Records of document pages and text
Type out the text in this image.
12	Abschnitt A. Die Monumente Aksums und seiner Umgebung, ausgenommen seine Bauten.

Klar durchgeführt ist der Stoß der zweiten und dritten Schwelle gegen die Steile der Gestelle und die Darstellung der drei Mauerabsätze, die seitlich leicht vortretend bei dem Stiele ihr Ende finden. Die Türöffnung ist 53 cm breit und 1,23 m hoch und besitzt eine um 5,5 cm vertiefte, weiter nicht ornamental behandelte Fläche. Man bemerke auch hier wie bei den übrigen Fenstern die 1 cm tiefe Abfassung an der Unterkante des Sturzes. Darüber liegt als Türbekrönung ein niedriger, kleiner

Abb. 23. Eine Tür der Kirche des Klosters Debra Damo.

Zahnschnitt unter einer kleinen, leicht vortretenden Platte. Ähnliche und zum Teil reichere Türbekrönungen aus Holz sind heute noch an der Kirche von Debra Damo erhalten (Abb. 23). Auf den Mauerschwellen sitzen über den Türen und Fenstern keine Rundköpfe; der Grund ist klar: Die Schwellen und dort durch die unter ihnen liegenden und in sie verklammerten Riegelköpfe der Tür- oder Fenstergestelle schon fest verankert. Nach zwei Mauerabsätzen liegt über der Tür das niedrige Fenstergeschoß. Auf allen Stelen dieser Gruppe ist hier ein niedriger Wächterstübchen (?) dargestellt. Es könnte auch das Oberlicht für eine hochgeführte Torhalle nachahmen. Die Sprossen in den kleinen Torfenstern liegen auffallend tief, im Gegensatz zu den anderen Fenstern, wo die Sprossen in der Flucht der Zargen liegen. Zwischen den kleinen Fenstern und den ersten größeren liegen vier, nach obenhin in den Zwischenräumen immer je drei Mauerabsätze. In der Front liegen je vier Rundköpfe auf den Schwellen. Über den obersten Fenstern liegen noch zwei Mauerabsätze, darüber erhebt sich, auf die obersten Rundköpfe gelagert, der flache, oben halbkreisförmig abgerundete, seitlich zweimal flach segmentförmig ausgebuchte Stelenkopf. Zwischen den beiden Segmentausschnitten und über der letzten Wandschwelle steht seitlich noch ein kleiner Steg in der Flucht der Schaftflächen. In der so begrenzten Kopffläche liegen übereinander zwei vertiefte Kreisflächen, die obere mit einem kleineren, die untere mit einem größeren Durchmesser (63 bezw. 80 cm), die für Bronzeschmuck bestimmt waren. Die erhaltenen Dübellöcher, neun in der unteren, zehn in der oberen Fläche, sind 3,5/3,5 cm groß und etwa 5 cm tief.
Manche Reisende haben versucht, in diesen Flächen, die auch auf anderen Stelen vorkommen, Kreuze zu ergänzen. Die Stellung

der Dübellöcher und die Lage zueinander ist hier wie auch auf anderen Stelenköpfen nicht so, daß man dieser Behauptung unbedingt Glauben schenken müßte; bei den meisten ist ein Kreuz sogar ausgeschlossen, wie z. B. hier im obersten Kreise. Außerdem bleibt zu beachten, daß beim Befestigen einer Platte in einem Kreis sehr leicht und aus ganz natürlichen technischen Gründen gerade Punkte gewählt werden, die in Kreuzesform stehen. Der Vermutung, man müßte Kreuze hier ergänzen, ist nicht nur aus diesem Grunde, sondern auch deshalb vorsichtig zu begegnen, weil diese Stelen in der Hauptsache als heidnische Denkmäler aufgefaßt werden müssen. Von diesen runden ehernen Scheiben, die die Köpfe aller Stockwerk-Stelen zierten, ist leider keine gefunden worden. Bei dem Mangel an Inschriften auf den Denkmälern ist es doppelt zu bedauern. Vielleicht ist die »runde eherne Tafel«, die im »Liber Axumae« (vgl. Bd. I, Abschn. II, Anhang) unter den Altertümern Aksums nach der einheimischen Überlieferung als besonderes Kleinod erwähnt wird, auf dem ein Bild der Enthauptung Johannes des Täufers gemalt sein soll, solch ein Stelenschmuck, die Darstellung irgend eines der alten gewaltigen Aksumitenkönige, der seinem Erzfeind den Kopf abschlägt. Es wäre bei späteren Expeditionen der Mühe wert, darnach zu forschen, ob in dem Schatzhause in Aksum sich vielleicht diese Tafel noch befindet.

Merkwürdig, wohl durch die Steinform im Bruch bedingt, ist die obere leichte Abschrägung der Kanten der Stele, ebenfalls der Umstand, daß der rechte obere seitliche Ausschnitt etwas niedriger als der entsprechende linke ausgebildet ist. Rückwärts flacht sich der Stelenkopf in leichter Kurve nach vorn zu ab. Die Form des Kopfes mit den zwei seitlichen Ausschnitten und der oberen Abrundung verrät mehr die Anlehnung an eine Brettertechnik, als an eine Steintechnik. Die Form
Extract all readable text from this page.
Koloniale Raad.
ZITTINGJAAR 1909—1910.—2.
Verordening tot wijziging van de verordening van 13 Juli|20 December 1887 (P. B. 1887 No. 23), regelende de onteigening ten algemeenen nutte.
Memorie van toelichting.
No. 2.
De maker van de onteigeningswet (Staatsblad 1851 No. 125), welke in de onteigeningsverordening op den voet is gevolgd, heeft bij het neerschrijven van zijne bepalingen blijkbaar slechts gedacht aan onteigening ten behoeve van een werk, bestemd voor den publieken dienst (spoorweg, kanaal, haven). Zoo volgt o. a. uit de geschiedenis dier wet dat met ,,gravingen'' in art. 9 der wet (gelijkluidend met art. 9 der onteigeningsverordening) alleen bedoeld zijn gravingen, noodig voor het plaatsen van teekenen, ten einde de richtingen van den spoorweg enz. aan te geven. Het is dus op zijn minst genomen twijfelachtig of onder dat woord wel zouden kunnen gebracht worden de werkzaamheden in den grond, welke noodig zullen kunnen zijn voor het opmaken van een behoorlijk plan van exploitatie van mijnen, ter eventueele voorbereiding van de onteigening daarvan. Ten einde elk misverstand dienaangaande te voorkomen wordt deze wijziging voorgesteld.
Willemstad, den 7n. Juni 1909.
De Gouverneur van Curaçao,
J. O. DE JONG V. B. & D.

• GOAL OF THE EXERCISE: For the entries, state the number of lines that include the string "onteigening". Add no other words.

• OUTPUT: 2